Exercise> Restate the data exactly as given and keep the pictures out.

Data lines>
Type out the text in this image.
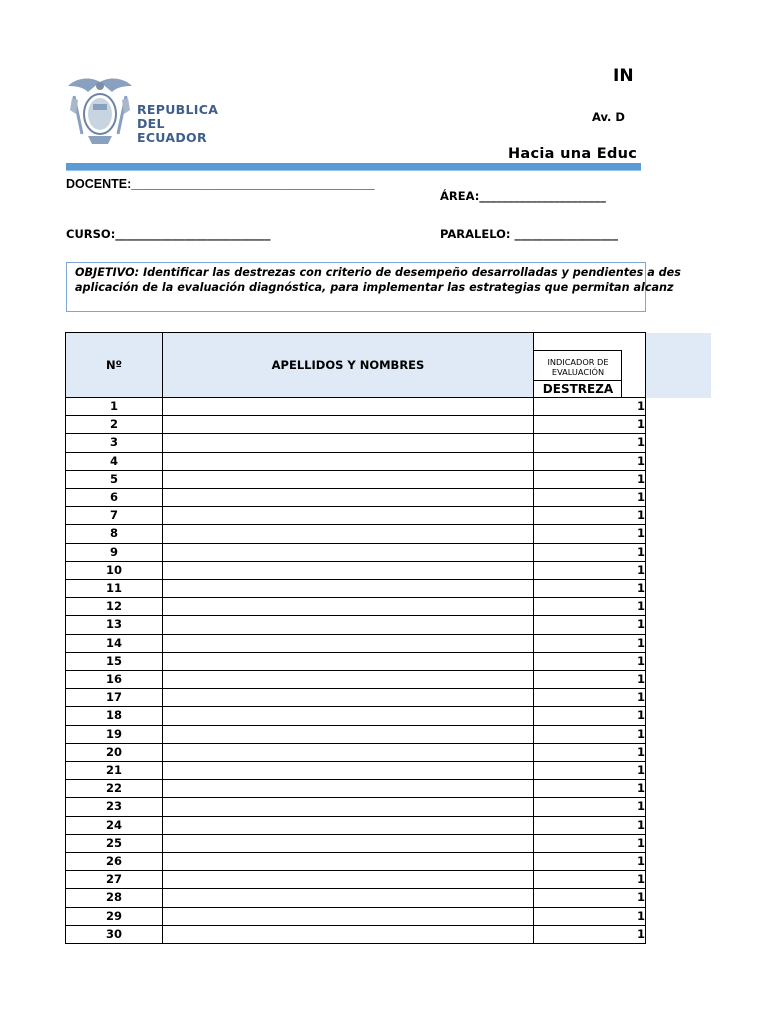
REPUBLICA
DEL ECUADOR
IN
Av. D
Hacia una Educ
DOCENTE:___________________________________
ÁREA:______________________
CURSO:___________________________	PARALELO: __________________
OBJETIVO: Identificar las destrezas con criterio de desempeño desarrolladas y pendientes a des
aplicación de la evaluación diagnóstica, para implementar las estrategias que permitan alcanz
Nº	APELLIDOS Y NOMBRES	INDICADOR DE EVALUACIÓN
DESTREZA

1		1
2		1
3		1
4		1
5		1
6		1
7		1
8		1
9		1
10		1
11		1
12		1
13		1
14		1
15		1
16		1
17		1
18		1
19		1
20		1
21		1
22		1
23		1
24		1
25		1
26		1
27		1
28		1
29		1
30		1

Response>
Type out the text in this image.
REPUBLICA
DEL ECUADOR
IN
Av. D
Hacia una Educ
DOCENTE:___________________________________
ÁREA:______________________
CURSO:___________________________	PARALELO: __________________
OBJETIVO: Identificar las destrezas con criterio de desempeño desarrolladas y pendientes a des
aplicación de la evaluación diagnóstica, para implementar las estrategias que permitan alcanz
Nº	APELLIDOS Y NOMBRES	INDICADOR DE EVALUACIÓN
DESTREZA

1		1
2		1
3		1
4		1
5		1
6		1
7		1
8		1
9		1
10		1
11		1
12		1
13		1
14		1
15		1
16		1
17		1
18		1
19		1
20		1
21		1
22		1
23		1
24		1
25		1
26		1
27		1
28		1
29		1
30		1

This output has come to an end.